- [TASK DIRECTIONS] Report how many lines hold the string "JSON". Give the number and nothing else.

──────── INPUT

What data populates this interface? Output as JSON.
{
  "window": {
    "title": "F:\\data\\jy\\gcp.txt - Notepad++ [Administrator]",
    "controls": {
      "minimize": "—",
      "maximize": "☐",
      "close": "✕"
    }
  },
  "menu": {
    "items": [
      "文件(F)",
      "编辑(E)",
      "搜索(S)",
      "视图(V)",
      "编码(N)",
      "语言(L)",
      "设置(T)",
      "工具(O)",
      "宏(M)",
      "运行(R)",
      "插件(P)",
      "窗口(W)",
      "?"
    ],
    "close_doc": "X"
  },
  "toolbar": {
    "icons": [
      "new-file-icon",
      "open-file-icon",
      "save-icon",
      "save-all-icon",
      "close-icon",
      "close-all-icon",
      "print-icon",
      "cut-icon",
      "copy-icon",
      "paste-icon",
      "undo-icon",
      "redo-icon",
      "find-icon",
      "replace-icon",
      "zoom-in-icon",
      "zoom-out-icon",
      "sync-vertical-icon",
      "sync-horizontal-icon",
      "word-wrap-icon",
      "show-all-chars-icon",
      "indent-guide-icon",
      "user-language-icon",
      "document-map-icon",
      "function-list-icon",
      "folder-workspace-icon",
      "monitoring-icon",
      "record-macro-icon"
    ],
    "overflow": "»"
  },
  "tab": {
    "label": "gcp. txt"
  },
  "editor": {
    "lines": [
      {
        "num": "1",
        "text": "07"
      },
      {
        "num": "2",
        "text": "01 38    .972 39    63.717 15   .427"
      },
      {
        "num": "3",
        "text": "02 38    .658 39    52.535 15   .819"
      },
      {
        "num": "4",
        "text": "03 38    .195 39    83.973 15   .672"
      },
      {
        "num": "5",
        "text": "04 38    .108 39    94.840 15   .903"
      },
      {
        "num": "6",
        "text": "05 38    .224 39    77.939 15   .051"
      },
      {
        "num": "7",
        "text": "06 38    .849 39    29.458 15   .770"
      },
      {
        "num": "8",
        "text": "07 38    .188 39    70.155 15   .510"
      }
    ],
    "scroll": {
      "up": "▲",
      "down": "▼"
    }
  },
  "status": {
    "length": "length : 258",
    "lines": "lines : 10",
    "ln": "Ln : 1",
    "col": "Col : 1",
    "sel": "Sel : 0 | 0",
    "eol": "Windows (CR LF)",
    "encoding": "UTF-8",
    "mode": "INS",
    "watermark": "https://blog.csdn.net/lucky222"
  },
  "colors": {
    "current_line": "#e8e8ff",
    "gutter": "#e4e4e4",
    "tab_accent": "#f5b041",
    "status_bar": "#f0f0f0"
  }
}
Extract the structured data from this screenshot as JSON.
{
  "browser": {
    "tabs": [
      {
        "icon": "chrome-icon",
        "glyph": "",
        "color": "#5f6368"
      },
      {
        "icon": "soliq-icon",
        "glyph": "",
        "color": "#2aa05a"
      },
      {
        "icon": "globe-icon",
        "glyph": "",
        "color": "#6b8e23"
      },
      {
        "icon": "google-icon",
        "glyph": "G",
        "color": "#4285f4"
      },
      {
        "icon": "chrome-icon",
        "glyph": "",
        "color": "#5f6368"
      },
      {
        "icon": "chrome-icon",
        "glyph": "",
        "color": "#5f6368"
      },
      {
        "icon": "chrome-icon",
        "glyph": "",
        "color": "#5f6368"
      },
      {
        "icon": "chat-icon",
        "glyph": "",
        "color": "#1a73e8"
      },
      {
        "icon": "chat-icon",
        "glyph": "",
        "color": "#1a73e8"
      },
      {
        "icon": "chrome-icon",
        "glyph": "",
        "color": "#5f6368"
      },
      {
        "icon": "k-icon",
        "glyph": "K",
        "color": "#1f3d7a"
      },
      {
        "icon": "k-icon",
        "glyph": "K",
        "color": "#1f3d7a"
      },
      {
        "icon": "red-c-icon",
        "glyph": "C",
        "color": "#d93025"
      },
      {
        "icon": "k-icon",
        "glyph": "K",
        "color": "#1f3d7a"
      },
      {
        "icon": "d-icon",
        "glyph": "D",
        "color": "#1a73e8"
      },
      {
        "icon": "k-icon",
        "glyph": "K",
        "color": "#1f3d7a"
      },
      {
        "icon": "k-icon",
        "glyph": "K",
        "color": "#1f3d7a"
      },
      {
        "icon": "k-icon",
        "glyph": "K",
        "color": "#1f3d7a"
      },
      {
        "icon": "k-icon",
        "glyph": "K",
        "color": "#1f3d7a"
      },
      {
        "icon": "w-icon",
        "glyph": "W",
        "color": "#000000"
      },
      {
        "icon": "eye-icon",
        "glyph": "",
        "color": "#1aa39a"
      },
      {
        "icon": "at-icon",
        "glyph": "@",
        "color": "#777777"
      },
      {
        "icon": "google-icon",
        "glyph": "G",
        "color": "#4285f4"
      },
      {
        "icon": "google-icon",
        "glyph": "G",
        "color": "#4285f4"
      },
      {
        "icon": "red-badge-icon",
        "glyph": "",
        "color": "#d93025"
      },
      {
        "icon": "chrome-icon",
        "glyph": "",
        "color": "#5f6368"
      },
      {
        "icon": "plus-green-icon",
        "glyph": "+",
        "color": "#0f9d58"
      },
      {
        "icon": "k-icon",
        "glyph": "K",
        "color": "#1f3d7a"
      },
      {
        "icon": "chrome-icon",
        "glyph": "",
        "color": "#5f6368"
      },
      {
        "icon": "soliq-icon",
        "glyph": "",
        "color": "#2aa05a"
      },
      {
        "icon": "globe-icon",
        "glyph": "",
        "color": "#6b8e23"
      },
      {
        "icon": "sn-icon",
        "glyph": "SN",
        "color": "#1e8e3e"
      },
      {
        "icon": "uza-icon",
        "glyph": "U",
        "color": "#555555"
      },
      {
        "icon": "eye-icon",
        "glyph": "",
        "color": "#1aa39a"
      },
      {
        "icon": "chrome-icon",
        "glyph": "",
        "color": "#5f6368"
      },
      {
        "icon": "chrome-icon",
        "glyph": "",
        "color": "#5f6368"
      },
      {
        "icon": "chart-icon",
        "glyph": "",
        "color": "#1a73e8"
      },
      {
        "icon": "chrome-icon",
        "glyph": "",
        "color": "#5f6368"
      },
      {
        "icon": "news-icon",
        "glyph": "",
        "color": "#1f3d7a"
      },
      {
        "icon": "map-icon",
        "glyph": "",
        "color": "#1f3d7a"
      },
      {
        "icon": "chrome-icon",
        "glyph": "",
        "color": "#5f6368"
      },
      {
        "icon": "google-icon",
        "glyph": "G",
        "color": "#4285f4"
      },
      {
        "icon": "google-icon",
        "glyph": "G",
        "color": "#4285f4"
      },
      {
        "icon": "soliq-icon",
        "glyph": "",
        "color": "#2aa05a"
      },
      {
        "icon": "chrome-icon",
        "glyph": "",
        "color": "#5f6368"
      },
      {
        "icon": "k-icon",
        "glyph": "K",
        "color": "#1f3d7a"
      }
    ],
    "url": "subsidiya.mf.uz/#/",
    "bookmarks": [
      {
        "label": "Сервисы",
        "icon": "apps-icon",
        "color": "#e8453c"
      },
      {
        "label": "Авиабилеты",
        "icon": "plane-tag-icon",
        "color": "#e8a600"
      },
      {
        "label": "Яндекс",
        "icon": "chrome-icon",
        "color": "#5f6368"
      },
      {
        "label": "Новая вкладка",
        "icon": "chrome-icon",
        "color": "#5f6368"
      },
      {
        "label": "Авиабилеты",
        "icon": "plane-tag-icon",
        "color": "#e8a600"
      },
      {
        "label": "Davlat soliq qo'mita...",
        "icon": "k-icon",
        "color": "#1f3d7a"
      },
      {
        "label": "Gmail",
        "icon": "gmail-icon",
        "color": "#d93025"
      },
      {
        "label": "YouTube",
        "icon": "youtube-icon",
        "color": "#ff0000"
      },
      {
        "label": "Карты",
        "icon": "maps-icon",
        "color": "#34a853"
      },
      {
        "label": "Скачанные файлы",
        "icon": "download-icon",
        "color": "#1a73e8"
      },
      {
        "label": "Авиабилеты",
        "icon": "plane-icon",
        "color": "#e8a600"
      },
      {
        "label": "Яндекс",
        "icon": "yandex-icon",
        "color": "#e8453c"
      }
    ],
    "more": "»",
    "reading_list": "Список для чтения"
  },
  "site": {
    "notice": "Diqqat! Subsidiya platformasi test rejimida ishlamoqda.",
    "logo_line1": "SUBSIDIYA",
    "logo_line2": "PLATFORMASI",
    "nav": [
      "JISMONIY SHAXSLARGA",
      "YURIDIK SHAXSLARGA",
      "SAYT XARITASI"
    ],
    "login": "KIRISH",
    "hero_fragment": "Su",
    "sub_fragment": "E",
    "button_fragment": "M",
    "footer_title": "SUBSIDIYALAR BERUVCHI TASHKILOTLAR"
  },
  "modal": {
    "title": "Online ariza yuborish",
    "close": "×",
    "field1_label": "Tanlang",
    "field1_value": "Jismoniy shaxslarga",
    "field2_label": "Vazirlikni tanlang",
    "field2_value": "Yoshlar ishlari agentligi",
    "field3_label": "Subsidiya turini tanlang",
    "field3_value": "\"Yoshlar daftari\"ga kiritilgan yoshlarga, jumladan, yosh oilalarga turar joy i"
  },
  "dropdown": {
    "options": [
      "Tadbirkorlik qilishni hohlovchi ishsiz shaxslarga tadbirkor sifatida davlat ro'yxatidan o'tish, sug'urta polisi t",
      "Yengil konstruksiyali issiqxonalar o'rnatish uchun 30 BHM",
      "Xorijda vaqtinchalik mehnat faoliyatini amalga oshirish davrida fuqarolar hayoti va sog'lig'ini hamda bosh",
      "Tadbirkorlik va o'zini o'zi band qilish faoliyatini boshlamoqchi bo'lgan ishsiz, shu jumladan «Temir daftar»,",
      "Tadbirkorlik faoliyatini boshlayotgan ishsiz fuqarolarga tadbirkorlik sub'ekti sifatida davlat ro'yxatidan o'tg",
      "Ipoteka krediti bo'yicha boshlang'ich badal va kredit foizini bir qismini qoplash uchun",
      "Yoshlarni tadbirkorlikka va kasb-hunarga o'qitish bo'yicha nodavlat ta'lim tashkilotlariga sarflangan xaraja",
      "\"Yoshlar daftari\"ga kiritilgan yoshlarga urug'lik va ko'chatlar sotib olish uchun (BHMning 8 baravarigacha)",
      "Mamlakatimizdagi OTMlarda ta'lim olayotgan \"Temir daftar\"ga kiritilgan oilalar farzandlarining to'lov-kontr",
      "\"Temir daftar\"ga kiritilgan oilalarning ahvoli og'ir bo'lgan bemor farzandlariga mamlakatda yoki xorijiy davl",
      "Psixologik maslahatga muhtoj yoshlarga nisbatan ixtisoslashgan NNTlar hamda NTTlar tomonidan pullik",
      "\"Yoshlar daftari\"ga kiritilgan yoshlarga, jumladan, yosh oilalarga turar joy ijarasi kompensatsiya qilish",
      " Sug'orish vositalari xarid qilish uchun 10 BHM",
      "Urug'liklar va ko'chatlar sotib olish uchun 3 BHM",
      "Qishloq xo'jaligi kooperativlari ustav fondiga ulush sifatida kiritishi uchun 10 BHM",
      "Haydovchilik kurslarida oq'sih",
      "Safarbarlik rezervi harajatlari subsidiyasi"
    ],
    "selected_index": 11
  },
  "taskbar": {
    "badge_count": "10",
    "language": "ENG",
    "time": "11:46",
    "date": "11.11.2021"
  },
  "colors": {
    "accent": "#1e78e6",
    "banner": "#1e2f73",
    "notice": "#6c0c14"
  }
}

────────────────

- [TASK OUTPUT] 2